Exercise
Find the word "procesos" in the material below and gather every line that contains it.

======== Input rows ========

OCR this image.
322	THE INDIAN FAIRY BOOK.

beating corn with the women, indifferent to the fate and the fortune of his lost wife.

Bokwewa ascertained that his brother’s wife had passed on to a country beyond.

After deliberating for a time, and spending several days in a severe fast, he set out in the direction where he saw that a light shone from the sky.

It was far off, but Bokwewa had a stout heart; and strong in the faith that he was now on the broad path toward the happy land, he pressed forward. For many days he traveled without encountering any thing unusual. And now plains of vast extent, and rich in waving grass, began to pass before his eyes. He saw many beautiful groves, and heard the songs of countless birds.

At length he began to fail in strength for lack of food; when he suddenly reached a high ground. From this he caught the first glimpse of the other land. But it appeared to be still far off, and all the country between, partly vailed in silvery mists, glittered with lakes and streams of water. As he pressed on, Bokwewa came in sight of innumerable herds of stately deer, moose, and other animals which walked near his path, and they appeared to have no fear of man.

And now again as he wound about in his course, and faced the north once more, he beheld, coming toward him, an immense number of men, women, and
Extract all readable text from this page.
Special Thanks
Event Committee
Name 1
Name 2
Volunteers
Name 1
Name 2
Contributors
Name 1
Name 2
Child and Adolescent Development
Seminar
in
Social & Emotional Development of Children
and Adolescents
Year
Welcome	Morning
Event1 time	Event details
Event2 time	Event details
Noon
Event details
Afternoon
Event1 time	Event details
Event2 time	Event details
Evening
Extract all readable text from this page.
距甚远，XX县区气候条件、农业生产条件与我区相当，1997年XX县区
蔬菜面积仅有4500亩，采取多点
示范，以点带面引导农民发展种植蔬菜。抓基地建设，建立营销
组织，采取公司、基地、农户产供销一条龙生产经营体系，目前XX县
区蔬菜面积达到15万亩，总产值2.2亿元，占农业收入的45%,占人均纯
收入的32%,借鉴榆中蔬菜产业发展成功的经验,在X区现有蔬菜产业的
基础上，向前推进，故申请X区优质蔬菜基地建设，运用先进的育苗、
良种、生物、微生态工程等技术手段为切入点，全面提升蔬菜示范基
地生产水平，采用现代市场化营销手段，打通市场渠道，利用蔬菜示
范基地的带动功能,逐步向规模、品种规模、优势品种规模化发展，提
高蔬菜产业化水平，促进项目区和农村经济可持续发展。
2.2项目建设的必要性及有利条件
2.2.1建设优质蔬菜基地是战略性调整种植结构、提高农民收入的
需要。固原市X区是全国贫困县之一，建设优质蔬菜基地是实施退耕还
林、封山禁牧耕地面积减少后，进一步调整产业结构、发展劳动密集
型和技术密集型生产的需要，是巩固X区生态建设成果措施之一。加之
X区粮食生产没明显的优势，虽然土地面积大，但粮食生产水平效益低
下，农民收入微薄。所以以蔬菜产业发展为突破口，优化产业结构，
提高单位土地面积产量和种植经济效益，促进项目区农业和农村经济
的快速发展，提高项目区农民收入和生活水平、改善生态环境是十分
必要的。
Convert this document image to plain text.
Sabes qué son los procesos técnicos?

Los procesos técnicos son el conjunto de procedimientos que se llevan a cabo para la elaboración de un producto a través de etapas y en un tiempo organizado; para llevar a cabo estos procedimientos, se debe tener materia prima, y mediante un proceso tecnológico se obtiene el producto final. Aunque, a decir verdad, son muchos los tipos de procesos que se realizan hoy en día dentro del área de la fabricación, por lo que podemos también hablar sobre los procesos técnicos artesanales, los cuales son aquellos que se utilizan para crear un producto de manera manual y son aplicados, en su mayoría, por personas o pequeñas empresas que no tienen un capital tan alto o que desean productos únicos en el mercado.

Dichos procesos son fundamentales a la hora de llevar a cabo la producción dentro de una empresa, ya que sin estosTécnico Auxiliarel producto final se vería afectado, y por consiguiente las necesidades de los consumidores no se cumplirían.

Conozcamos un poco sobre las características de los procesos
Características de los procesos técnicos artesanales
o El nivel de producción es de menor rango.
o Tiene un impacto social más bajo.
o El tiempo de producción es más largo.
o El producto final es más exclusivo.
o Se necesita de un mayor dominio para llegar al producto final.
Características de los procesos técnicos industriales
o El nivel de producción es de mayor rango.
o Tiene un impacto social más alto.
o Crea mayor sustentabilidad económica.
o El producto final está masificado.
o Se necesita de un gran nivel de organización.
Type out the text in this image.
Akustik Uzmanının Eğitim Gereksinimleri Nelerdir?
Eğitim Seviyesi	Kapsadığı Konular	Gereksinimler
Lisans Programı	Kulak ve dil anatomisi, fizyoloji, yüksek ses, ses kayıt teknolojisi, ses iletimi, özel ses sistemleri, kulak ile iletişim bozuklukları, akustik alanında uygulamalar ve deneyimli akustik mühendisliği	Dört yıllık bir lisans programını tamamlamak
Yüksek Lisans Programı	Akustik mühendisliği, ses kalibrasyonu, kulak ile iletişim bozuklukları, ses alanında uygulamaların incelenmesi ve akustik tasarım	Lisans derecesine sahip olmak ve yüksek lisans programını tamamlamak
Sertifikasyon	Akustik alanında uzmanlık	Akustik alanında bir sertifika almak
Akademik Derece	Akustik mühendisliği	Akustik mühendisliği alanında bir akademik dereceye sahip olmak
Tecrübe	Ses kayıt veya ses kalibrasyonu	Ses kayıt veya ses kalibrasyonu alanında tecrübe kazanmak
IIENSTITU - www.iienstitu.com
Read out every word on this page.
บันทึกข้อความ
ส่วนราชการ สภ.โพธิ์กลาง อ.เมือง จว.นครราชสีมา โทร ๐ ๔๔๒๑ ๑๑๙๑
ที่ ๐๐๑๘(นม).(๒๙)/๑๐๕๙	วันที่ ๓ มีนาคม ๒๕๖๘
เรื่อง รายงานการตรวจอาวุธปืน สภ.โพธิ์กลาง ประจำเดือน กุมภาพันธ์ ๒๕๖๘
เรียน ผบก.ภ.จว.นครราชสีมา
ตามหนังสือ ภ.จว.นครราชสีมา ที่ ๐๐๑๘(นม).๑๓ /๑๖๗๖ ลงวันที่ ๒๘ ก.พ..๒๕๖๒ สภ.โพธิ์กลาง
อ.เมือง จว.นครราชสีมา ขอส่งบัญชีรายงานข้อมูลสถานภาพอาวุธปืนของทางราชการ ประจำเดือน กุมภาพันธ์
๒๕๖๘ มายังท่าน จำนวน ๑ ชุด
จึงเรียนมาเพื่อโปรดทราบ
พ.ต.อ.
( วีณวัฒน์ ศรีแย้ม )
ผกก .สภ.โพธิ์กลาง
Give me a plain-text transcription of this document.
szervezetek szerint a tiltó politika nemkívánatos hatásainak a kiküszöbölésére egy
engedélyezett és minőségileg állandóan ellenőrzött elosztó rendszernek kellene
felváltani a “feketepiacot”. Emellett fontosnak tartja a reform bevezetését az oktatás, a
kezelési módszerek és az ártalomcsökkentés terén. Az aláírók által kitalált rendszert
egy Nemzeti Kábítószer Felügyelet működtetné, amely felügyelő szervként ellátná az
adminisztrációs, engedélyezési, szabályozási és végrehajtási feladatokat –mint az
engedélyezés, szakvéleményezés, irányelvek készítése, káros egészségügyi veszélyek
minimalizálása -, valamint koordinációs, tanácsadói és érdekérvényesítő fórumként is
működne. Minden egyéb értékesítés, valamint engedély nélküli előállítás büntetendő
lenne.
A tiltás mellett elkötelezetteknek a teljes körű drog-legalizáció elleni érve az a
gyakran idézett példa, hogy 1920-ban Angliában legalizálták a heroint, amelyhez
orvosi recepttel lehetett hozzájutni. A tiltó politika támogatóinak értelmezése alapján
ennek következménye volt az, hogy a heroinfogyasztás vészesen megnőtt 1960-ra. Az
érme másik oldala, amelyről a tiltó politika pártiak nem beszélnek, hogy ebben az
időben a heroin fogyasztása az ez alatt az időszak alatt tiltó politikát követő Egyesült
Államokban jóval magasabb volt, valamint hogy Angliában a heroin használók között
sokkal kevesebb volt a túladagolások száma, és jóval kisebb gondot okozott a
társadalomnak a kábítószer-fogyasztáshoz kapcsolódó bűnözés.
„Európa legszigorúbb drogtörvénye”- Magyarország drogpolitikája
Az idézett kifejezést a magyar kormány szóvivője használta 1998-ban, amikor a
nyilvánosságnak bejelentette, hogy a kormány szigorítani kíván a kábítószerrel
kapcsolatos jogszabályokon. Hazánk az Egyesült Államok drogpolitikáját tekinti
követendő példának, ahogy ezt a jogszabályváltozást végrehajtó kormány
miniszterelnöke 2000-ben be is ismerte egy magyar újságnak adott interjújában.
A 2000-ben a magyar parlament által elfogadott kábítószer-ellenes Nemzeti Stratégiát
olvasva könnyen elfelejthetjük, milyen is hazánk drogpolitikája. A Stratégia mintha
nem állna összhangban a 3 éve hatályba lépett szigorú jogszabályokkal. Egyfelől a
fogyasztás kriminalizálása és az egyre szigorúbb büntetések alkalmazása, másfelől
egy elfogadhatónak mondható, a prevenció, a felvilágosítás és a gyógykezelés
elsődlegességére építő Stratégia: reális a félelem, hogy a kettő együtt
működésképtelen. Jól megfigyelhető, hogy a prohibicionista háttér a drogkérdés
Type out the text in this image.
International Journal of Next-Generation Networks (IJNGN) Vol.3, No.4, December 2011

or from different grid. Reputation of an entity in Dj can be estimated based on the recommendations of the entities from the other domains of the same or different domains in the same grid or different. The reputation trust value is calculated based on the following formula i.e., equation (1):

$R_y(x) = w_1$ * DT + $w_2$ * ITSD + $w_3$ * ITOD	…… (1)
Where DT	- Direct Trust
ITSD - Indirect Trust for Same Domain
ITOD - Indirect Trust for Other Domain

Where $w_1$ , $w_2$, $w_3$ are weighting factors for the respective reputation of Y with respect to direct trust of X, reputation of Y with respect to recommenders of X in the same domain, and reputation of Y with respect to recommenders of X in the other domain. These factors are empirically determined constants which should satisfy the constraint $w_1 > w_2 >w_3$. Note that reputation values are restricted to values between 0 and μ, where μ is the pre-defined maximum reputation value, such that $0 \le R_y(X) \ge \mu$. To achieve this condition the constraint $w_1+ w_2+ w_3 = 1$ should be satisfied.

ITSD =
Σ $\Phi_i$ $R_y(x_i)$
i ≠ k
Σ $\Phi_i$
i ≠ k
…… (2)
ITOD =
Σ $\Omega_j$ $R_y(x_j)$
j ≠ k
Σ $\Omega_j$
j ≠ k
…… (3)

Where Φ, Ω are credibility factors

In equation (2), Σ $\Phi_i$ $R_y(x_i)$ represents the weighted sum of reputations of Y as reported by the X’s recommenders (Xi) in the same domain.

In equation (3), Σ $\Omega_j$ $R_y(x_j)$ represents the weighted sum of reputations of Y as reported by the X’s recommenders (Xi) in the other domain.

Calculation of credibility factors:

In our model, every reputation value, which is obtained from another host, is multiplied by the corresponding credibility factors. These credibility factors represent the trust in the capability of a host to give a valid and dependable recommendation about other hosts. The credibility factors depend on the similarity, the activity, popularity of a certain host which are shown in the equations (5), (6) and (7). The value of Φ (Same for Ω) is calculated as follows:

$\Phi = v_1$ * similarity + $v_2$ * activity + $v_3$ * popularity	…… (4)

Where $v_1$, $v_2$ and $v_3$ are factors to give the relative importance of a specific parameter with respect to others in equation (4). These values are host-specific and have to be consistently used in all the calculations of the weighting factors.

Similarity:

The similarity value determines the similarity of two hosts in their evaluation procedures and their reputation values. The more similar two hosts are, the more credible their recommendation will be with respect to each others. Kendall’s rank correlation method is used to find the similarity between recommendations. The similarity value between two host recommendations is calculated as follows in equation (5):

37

========

Solution to the problem
Sabes qué son los procesos técnicos?
Los procesos técnicos son el conjunto de procedimientos que se llevan a cabo para la elaboración de un producto a través de etapas y en un tiempo organizado; para llevar a cabo estos procedimientos, se debe tener materia prima, y mediante un proceso tecnológico se obtiene el producto final. Aunque, a decir verdad, son muchos los tipos de procesos que se realizan hoy en día dentro del área de la fabricación, por lo que podemos también hablar sobre los procesos técnicos artesanales, los cuales son aquellos que se utilizan para crear un producto de manera manual y son aplicados, en su mayoría, por personas o pequeñas empresas que no tienen un capital tan alto o que desean productos únicos en el mercado.
Dichos procesos son fundamentales a la hora de llevar a cabo la producción dentro de una empresa, ya que sin estosTécnico Auxiliarel producto final se vería afectado, y por consiguiente las necesidades de los consumidores no se cumplirían.
Conozcamos un poco sobre las características de los procesos
Características de los procesos técnicos artesanales
Características de los procesos técnicos industriales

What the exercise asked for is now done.